◆ Problem requirements ◆
Copy the records below exactly, leaving out any pictures.
##### Material for the task #####
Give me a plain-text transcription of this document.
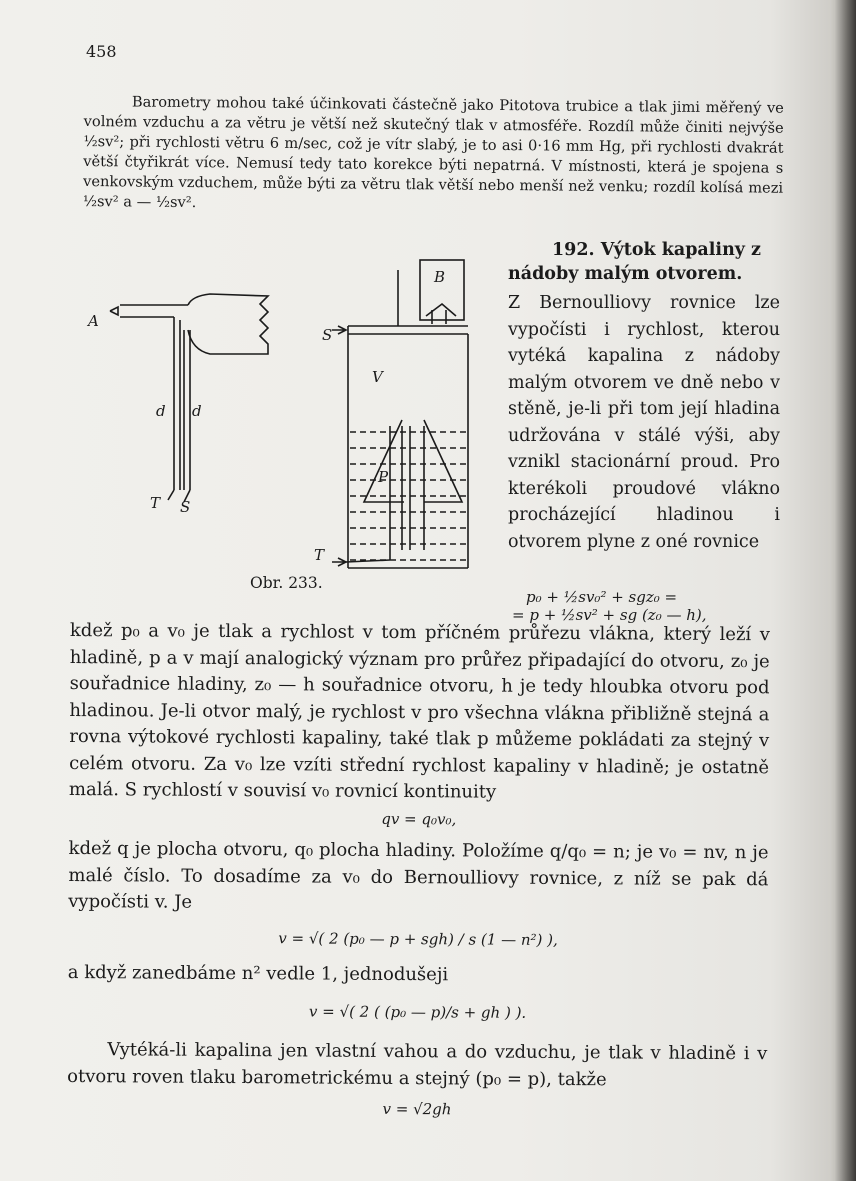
458

Barometry mohou také účinkovati částečně jako Pitotova trubice a tlak jimi měřený ve volném vzduchu a za větru je větší než skutečný tlak v atmosféře. Rozdíl může činiti nejvýše ½sv²; při rychlosti větru 6 m/sec, což je vítr slabý, je to asi 0·16 mm Hg, při rychlosti dvakrát větší čtyřikrát více. Nemusí tedy tato korekce býti nepatrná. V místnosti, která je spojena s venkovským vzduchem, může býti za větru tlak větší nebo menší než venku; rozdíl kolísá mezi ½sv² a — ½sv².

A
d d
T S
B
S
V
P
T
Obr. 233.
192. Výtok kapaliny z nádoby malým otvorem.

Z Bernoulliovy rovnice lze vypočísti i rychlost, kterou vytéká kapalina z nádoby malým otvorem ve dně nebo v stěně, je-li při tom její hladina udržována v stálé výši, aby vznikl stacionární proud. Pro kterékoli proudové vlákno procházející hladinou i otvorem plyne z oné rovnice

p₀ + ½sv₀² + sgz₀ =
= p + ½sv² + sg (z₀ — h),

kdež p₀ a v₀ je tlak a rychlost v tom příčném průřezu vlákna, který leží v hladině, p a v mají analogický význam pro průřez připadající do otvoru, z₀ je souřadnice hladiny, z₀ — h souřadnice otvoru, h je tedy hloubka otvoru pod hladinou. Je-li otvor malý, je rychlost v pro všechna vlákna přibližně stejná a rovna výtokové rychlosti kapaliny, také tlak p můžeme pokládati za stejný v celém otvoru. Za v₀ lze vzíti střední rychlost kapaliny v hladině; je ostatně malá. S rychlostí v souvisí v₀ rovnicí kontinuity

qv = q₀v₀,

kdež q je plocha otvoru, q₀ plocha hladiny. Položíme q/q₀ = n; je v₀ = nv, n je malé číslo. To dosadíme za v₀ do Bernoulliovy rovnice, z níž se pak dá vypočísti v. Je

v = √( 2 (p₀ — p + sgh) / s (1 — n²) ),

a když zanedbáme n² vedle 1, jednodušeji

v = √( 2 ( (p₀ — p)/s + gh ) ).

Vytéká-li kapalina jen vlastní vahou a do vzduchu, je tlak v hladině i v otvoru roven tlaku barometrickému a stejný (p₀ = p), takže

v = √2gh
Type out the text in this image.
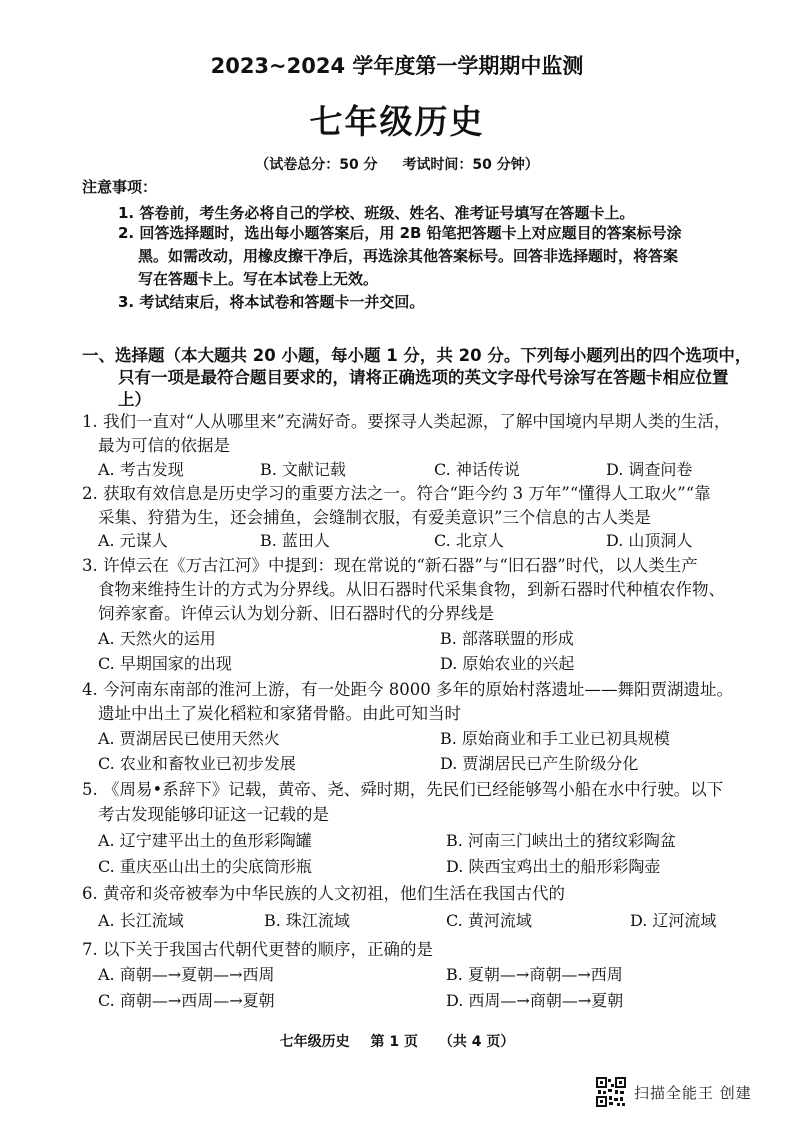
2023~2024 学年度第一学期期中监测
七年级历史
（试卷总分：50 分 考试时间：50 分钟）
注意事项：
1. 答卷前，考生务必将自己的学校、班级、姓名、准考证号填写在答题卡上。
2. 回答选择题时，选出每小题答案后，用 2B 铅笔把答题卡上对应题目的答案标号涂
黑。如需改动，用橡皮擦干净后，再选涂其他答案标号。回答非选择题时，将答案
写在答题卡上。写在本试卷上无效。
3. 考试结束后，将本试卷和答题卡一并交回。
一、选择题（本大题共 20 小题，每小题 1 分，共 20 分。下列每小题列出的四个选项中，
只有一项是最符合题目要求的，请将正确选项的英文字母代号涂写在答题卡相应位置
上）
1. 我们一直对“人从哪里来”充满好奇。要探寻人类起源，了解中国境内早期人类的生活，
最为可信的依据是
A. 考古发现	B. 文献记载	C. 神话传说	D. 调查问卷
2. 获取有效信息是历史学习的重要方法之一。符合“距今约 3 万年”“懂得人工取火”“靠
采集、狩猎为生，还会捕鱼，会缝制衣服，有爱美意识”三个信息的古人类是
A. 元谋人	B. 蓝田人	C. 北京人	D. 山顶洞人
3. 许倬云在《万古江河》中提到：现在常说的“新石器”与“旧石器”时代，以人类生产
食物来维持生计的方式为分界线。从旧石器时代采集食物，到新石器时代种植农作物、
饲养家畜。许倬云认为划分新、旧石器时代的分界线是
A. 天然火的运用	B. 部落联盟的形成
C. 早期国家的出现	D. 原始农业的兴起
4. 今河南东南部的淮河上游，有一处距今 8000 多年的原始村落遗址——舞阳贾湖遗址。
遗址中出土了炭化稻粒和家猪骨骼。由此可知当时
A. 贾湖居民已使用天然火	B. 原始商业和手工业已初具规模
C. 农业和畜牧业已初步发展	D. 贾湖居民已产生阶级分化
5. 《周易•系辞下》记载，黄帝、尧、舜时期，先民们已经能够驾小船在水中行驶。以下
考古发现能够印证这一记载的是
A. 辽宁建平出土的鱼形彩陶罐	B. 河南三门峡出土的猪纹彩陶盆
C. 重庆巫山出土的尖底筒形瓶	D. 陕西宝鸡出土的船形彩陶壶
6. 黄帝和炎帝被奉为中华民族的人文初祖，他们生活在我国古代的
A. 长江流域	B. 珠江流域	C. 黄河流域	D. 辽河流域
7. 以下关于我国古代朝代更替的顺序，正确的是
A. 商朝—→夏朝—→西周	B. 夏朝—→商朝—→西周
C. 商朝—→西周—→夏朝	D. 西周—→商朝—→夏朝
七年级历史 第 1 页 （共 4 页）
扫描全能王 创建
#####
◆ Output ◆
Give me a plain-text transcription of this document.
458

Barometry mohou také účinkovati částečně jako Pitotova trubice a tlak jimi měřený ve volném vzduchu a za větru je větší než skutečný tlak v atmosféře. Rozdíl může činiti nejvýše ½sv²; při rychlosti větru 6 m/sec, což je vítr slabý, je to asi 0·16 mm Hg, při rychlosti dvakrát větší čtyřikrát více. Nemusí tedy tato korekce býti nepatrná. V místnosti, která je spojena s venkovským vzduchem, může býti za větru tlak větší nebo menší než venku; rozdíl kolísá mezi ½sv² a — ½sv².

A
d d
T S
B
S
V
P
T
Obr. 233.
192. Výtok kapaliny z nádoby malým otvorem.

Z Bernoulliovy rovnice lze vypočísti i rychlost, kterou vytéká kapalina z nádoby malým otvorem ve dně nebo v stěně, je-li při tom její hladina udržována v stálé výši, aby vznikl stacionární proud. Pro kterékoli proudové vlákno procházející hladinou i otvorem plyne z oné rovnice

p₀ + ½sv₀² + sgz₀ =
= p + ½sv² + sg (z₀ — h),

kdež p₀ a v₀ je tlak a rychlost v tom příčném průřezu vlákna, který leží v hladině, p a v mají analogický význam pro průřez připadající do otvoru, z₀ je souřadnice hladiny, z₀ — h souřadnice otvoru, h je tedy hloubka otvoru pod hladinou. Je-li otvor malý, je rychlost v pro všechna vlákna přibližně stejná a rovna výtokové rychlosti kapaliny, také tlak p můžeme pokládati za stejný v celém otvoru. Za v₀ lze vzíti střední rychlost kapaliny v hladině; je ostatně malá. S rychlostí v souvisí v₀ rovnicí kontinuity

qv = q₀v₀,

kdež q je plocha otvoru, q₀ plocha hladiny. Položíme q/q₀ = n; je v₀ = nv, n je malé číslo. To dosadíme za v₀ do Bernoulliovy rovnice, z níž se pak dá vypočísti v. Je

v = √( 2 (p₀ — p + sgh) / s (1 — n²) ),

a když zanedbáme n² vedle 1, jednodušeji

v = √( 2 ( (p₀ — p)/s + gh ) ).

Vytéká-li kapalina jen vlastní vahou a do vzduchu, je tlak v hladině i v otvoru roven tlaku barometrickému a stejný (p₀ = p), takže

v = √2gh
Type out the text in this image.
2023~2024 学年度第一学期期中监测
七年级历史
（试卷总分：50 分 考试时间：50 分钟）
注意事项：
1. 答卷前，考生务必将自己的学校、班级、姓名、准考证号填写在答题卡上。
2. 回答选择题时，选出每小题答案后，用 2B 铅笔把答题卡上对应题目的答案标号涂
黑。如需改动，用橡皮擦干净后，再选涂其他答案标号。回答非选择题时，将答案
写在答题卡上。写在本试卷上无效。
3. 考试结束后，将本试卷和答题卡一并交回。
一、选择题（本大题共 20 小题，每小题 1 分，共 20 分。下列每小题列出的四个选项中，
只有一项是最符合题目要求的，请将正确选项的英文字母代号涂写在答题卡相应位置
上）
1. 我们一直对“人从哪里来”充满好奇。要探寻人类起源，了解中国境内早期人类的生活，
最为可信的依据是
A. 考古发现	B. 文献记载	C. 神话传说	D. 调查问卷
2. 获取有效信息是历史学习的重要方法之一。符合“距今约 3 万年”“懂得人工取火”“靠
采集、狩猎为生，还会捕鱼，会缝制衣服，有爱美意识”三个信息的古人类是
A. 元谋人	B. 蓝田人	C. 北京人	D. 山顶洞人
3. 许倬云在《万古江河》中提到：现在常说的“新石器”与“旧石器”时代，以人类生产
食物来维持生计的方式为分界线。从旧石器时代采集食物，到新石器时代种植农作物、
饲养家畜。许倬云认为划分新、旧石器时代的分界线是
A. 天然火的运用	B. 部落联盟的形成
C. 早期国家的出现	D. 原始农业的兴起
4. 今河南东南部的淮河上游，有一处距今 8000 多年的原始村落遗址——舞阳贾湖遗址。
遗址中出土了炭化稻粒和家猪骨骼。由此可知当时
A. 贾湖居民已使用天然火	B. 原始商业和手工业已初具规模
C. 农业和畜牧业已初步发展	D. 贾湖居民已产生阶级分化
5. 《周易•系辞下》记载，黄帝、尧、舜时期，先民们已经能够驾小船在水中行驶。以下
考古发现能够印证这一记载的是
A. 辽宁建平出土的鱼形彩陶罐	B. 河南三门峡出土的猪纹彩陶盆
C. 重庆巫山出土的尖底筒形瓶	D. 陕西宝鸡出土的船形彩陶壶
6. 黄帝和炎帝被奉为中华民族的人文初祖，他们生活在我国古代的
A. 长江流域	B. 珠江流域	C. 黄河流域	D. 辽河流域
7. 以下关于我国古代朝代更替的顺序，正确的是
A. 商朝—→夏朝—→西周	B. 夏朝—→商朝—→西周
C. 商朝—→西周—→夏朝	D. 西周—→商朝—→夏朝
七年级历史 第 1 页 （共 4 页）
扫描全能王 创建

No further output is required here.